TEXTE À LIRE:
Loin de la fourmilière et loin du paquet renversé, nous observons les fourmis qui emportent les pâtes à la fourmilière avec ordre et méthode

Elles marchent par deux, le plus droit possible, la fourmi de gauche portant une lettre D (dressée), la fourmi de droite une lettre B (baissée). Aucune fourmi ne fait marche arrière ou se retourne, à aucun moment du parcours les fourmis ne s’accumulent.

Les fourmis, qui sont des animaux savants comme chacun sait, obéissent ainsi aux équations de Maxwell dans le vide (et plus précisément dans un milieu sans charge ni courant) :

-          le champ électrique D et le champ magnétique B[6] sont propagés à la même vitesse, en ligne droite,  orthogonalement entre eux et orthogonalement à la direction de propagation

-          aucune fourmi ne se retournant ou faisant demi-tour, on ne constate aucune rotation, les deux champs B et D sont dits « irrotationnels »[7]

-          aucune accumulation de fourmis en chemin, le flux est donc constant (« conservatif »), les deux champs sont à « divergence nulle »[8]

 

 

Seconde expérience :

Encore loin de la fourmilière et loin du paquet renversé, nous observons les fourmis qui emportent les pâtes à la fourmilière, mais nous constatons une concentration de fourmis

En regardant de plus près, nous constatons qu’elles ont rencontré autre chose d’intéressant à rapporter à la fourmilière, autre chose à « charger sur leur dos. »Toutefois, aucune fourmi ne se retourne ni ne fait demi-tour.

TÂCHE ÉCRITE: Dans le texte sur les fourmis et les équations de Maxwell, quel qualificatif reçoivent les champs B et D du fait qu'aucune fourmi ne se retourne ni ne fait demi-tour ? Répondez en une phrase, s'il vous plaît. Les lignes ci-après forment un document distinct, sans lien avec le texte.

Données de localisation des éléments:
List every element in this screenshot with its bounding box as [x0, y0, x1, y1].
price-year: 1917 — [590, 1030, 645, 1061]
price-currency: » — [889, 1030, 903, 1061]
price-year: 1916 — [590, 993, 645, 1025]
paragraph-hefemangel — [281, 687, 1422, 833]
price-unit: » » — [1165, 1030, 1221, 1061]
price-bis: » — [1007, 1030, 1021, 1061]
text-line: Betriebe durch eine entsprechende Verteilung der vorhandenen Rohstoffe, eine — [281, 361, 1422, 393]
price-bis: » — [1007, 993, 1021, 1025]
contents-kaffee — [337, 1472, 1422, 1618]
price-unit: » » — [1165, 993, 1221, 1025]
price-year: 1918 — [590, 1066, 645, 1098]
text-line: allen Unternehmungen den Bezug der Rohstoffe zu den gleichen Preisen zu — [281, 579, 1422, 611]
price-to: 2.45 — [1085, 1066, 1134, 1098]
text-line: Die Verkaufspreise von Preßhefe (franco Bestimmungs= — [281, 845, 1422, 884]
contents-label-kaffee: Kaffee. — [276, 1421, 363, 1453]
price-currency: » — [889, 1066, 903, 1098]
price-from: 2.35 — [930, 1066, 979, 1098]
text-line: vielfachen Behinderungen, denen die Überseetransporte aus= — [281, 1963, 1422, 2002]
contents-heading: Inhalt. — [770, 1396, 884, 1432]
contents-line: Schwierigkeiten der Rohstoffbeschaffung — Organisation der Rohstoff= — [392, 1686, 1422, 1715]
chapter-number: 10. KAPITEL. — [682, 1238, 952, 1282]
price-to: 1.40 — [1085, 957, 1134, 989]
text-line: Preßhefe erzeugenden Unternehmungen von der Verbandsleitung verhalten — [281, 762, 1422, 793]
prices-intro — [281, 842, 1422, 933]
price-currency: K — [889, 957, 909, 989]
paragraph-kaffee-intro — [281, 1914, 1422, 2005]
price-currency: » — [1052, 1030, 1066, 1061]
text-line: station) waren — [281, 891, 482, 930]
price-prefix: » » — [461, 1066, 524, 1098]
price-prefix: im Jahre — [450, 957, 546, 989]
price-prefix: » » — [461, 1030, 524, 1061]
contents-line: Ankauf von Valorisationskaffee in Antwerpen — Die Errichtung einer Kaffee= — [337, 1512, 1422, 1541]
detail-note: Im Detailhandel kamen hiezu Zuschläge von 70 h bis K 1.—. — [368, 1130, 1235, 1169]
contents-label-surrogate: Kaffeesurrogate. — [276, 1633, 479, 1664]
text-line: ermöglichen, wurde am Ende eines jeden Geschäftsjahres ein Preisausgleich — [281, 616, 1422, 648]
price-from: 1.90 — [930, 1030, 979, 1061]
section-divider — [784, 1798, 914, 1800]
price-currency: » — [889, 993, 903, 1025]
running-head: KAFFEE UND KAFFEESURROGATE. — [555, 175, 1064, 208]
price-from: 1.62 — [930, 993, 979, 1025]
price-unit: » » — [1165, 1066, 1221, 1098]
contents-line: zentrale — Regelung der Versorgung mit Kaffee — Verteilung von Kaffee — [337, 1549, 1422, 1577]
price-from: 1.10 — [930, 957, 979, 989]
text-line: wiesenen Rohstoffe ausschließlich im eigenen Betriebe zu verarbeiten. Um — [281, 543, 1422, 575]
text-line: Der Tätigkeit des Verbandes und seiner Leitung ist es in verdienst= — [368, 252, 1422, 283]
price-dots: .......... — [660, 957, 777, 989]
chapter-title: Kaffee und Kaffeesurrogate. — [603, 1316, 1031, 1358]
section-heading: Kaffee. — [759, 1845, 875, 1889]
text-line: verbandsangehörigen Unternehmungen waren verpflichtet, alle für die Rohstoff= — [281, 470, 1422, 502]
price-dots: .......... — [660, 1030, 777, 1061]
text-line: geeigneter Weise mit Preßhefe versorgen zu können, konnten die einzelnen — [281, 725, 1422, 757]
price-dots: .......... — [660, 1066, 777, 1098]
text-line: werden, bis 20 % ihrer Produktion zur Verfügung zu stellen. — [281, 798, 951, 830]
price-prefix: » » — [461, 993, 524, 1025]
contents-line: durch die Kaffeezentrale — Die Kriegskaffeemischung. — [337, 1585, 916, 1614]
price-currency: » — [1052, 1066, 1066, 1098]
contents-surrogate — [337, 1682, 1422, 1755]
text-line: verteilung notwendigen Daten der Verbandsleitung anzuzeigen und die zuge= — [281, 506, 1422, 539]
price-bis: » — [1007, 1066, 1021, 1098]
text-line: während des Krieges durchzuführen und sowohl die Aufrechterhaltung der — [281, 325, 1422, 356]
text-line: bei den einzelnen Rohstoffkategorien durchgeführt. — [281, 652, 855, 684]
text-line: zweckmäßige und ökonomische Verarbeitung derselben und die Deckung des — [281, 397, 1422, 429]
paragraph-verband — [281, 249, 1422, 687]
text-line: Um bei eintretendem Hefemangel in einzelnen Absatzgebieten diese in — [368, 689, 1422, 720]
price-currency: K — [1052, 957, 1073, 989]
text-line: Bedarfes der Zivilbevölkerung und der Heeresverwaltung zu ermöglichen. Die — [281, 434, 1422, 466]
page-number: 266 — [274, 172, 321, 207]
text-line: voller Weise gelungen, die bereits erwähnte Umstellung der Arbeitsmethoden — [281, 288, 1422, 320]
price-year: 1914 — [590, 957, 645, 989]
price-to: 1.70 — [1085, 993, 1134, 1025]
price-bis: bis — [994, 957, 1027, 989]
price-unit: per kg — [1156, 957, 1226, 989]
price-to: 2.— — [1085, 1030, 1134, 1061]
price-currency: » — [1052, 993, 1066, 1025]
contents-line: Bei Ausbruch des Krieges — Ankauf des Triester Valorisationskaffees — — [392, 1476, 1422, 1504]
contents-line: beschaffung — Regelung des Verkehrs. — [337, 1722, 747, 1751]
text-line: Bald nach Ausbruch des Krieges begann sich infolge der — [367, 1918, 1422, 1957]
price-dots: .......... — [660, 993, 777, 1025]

RÉPONSE COMPLÈTE: Les champs B et D sont dits « irrotationnels ».